---- Exercise materials
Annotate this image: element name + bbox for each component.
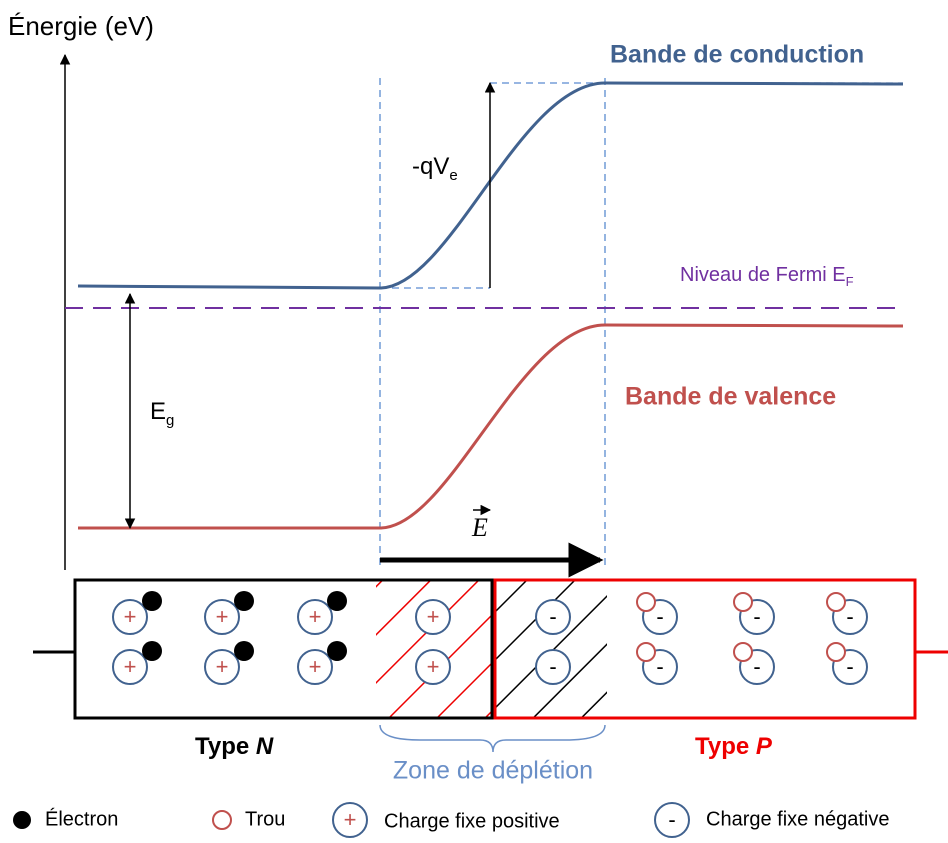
charge-sign: +: [309, 604, 322, 629]
electron: [234, 641, 254, 661]
fermi-label: Niveau de Fermi EF: [680, 264, 854, 289]
hole: [733, 642, 753, 662]
hole: [636, 592, 656, 612]
legend: Électron Trou + Charge fixe positive - Charge…: [13, 802, 889, 838]
fixed-charge: [332, 802, 368, 838]
electron: [327, 641, 347, 661]
charge-sign: -: [549, 654, 556, 679]
fixed-charge: [535, 649, 571, 685]
legend-label: Électron: [45, 807, 118, 830]
legend-label: Charge fixe positive: [384, 810, 560, 832]
charge-sign: +: [124, 604, 137, 629]
charge-sign: -: [846, 654, 853, 679]
charge-sign: -: [549, 604, 556, 629]
electron-icon: [13, 811, 31, 829]
n-region: [73, 578, 494, 720]
charge-sign: +: [309, 654, 322, 679]
charge-sign: +: [216, 604, 229, 629]
charge-sign: -: [668, 807, 675, 832]
ions: + + + + - - - - + + + + - - - -: [112, 591, 868, 685]
n-type-label: Type N: [195, 733, 274, 760]
charge-sign: +: [427, 654, 440, 679]
fixed-charge: [415, 599, 451, 635]
electron: [142, 641, 162, 661]
valence-label: Bande de valence: [625, 383, 836, 411]
electron: [327, 591, 347, 611]
valence-band: [78, 323, 904, 530]
charge-sign: +: [216, 654, 229, 679]
legend-label: Charge fixe négative: [706, 808, 889, 830]
charge-sign: +: [427, 604, 440, 629]
fixed-charge: [204, 599, 240, 635]
field-label: E: [471, 513, 488, 542]
hole: [826, 592, 846, 612]
charge-sign: +: [124, 654, 137, 679]
hole: [826, 642, 846, 662]
charge-sign: -: [753, 654, 760, 679]
p-region: [493, 578, 917, 720]
conduction-label: Bande de conduction: [610, 41, 864, 69]
fixed-charge: [535, 599, 571, 635]
depletion-label: Zone de déplétion: [393, 757, 593, 785]
hole-icon: [212, 810, 232, 830]
fixed-charge: [112, 649, 148, 685]
fixed-charge: [415, 649, 451, 685]
conduction-band: [77, 81, 904, 290]
legend-label: Trou: [245, 808, 285, 830]
electron: [234, 591, 254, 611]
hole: [733, 592, 753, 612]
charge-sign: +: [344, 807, 357, 832]
p-type-label: Type P: [695, 733, 773, 760]
electron: [142, 591, 162, 611]
charge-sign: -: [656, 604, 663, 629]
gap-label: Eg: [150, 398, 174, 429]
fixed-charge: [654, 802, 690, 838]
voltage-label: -qVe: [412, 153, 458, 184]
fixed-charge: [297, 649, 333, 685]
charge-sign: -: [753, 604, 760, 629]
fixed-charge: [112, 599, 148, 635]
fixed-charge: [204, 649, 240, 685]
hole: [636, 642, 656, 662]
fixed-charge: [297, 599, 333, 635]
depletion-brace: [379, 724, 606, 753]
charge-sign: -: [846, 604, 853, 629]
charge-sign: -: [656, 654, 663, 679]
axis-label: Énergie (eV): [8, 11, 154, 41]
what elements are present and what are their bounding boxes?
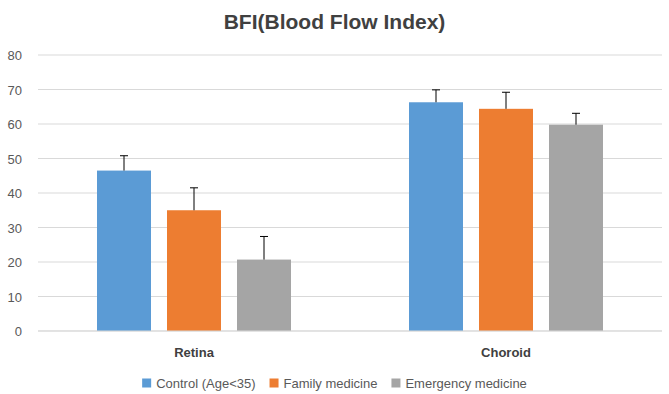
--------
◆ **Requirement**:
Please print every line of the data above word for word, leaving out the two picture lines.

◆ **Full answer**:
Annotate this image: element name + bbox for each component.
charge-sign: +: [309, 604, 322, 629]
electron: [234, 641, 254, 661]
fermi-label: Niveau de Fermi EF: [680, 264, 854, 289]
hole: [733, 642, 753, 662]
hole: [636, 592, 656, 612]
legend: Électron Trou + Charge fixe positive - Charge…: [13, 802, 889, 838]
fixed-charge: [332, 802, 368, 838]
electron: [327, 641, 347, 661]
charge-sign: -: [549, 654, 556, 679]
fixed-charge: [535, 649, 571, 685]
legend-label: Électron: [45, 807, 118, 830]
legend-label: Charge fixe positive: [384, 810, 560, 832]
charge-sign: +: [124, 604, 137, 629]
charge-sign: -: [846, 654, 853, 679]
charge-sign: -: [549, 604, 556, 629]
electron-icon: [13, 811, 31, 829]
n-region: [73, 578, 494, 720]
charge-sign: +: [309, 654, 322, 679]
charge-sign: +: [216, 604, 229, 629]
charge-sign: -: [668, 807, 675, 832]
ions: + + + + - - - - + + + + - - - -: [112, 591, 868, 685]
n-type-label: Type N: [195, 733, 274, 760]
charge-sign: +: [427, 654, 440, 679]
fixed-charge: [415, 599, 451, 635]
electron: [142, 641, 162, 661]
valence-label: Bande de valence: [625, 383, 836, 411]
electron: [327, 591, 347, 611]
valence-band: [78, 323, 904, 530]
charge-sign: +: [216, 654, 229, 679]
legend-label: Charge fixe négative: [706, 808, 889, 830]
charge-sign: +: [427, 604, 440, 629]
fixed-charge: [204, 599, 240, 635]
field-label: E: [471, 513, 488, 542]
hole: [826, 592, 846, 612]
charge-sign: +: [124, 654, 137, 679]
hole: [826, 642, 846, 662]
charge-sign: -: [753, 654, 760, 679]
p-region: [493, 578, 917, 720]
conduction-label: Bande de conduction: [610, 41, 864, 69]
fixed-charge: [535, 599, 571, 635]
depletion-label: Zone de déplétion: [393, 757, 593, 785]
hole-icon: [212, 810, 232, 830]
fixed-charge: [112, 649, 148, 685]
fixed-charge: [415, 649, 451, 685]
conduction-band: [77, 81, 904, 290]
legend-label: Trou: [245, 808, 285, 830]
electron: [234, 591, 254, 611]
hole: [733, 592, 753, 612]
charge-sign: +: [344, 807, 357, 832]
p-type-label: Type P: [695, 733, 773, 760]
electron: [142, 591, 162, 611]
charge-sign: -: [656, 604, 663, 629]
gap-label: Eg: [150, 398, 174, 429]
fixed-charge: [654, 802, 690, 838]
voltage-label: -qVe: [412, 153, 458, 184]
fixed-charge: [297, 649, 333, 685]
charge-sign: -: [753, 604, 760, 629]
fixed-charge: [112, 599, 148, 635]
fixed-charge: [204, 649, 240, 685]
hole: [636, 642, 656, 662]
fixed-charge: [297, 599, 333, 635]
depletion-brace: [379, 724, 606, 753]
charge-sign: -: [846, 604, 853, 629]
charge-sign: -: [656, 654, 663, 679]
axis-label: Énergie (eV): [8, 11, 154, 41]
what elements are present and what are their bounding boxes?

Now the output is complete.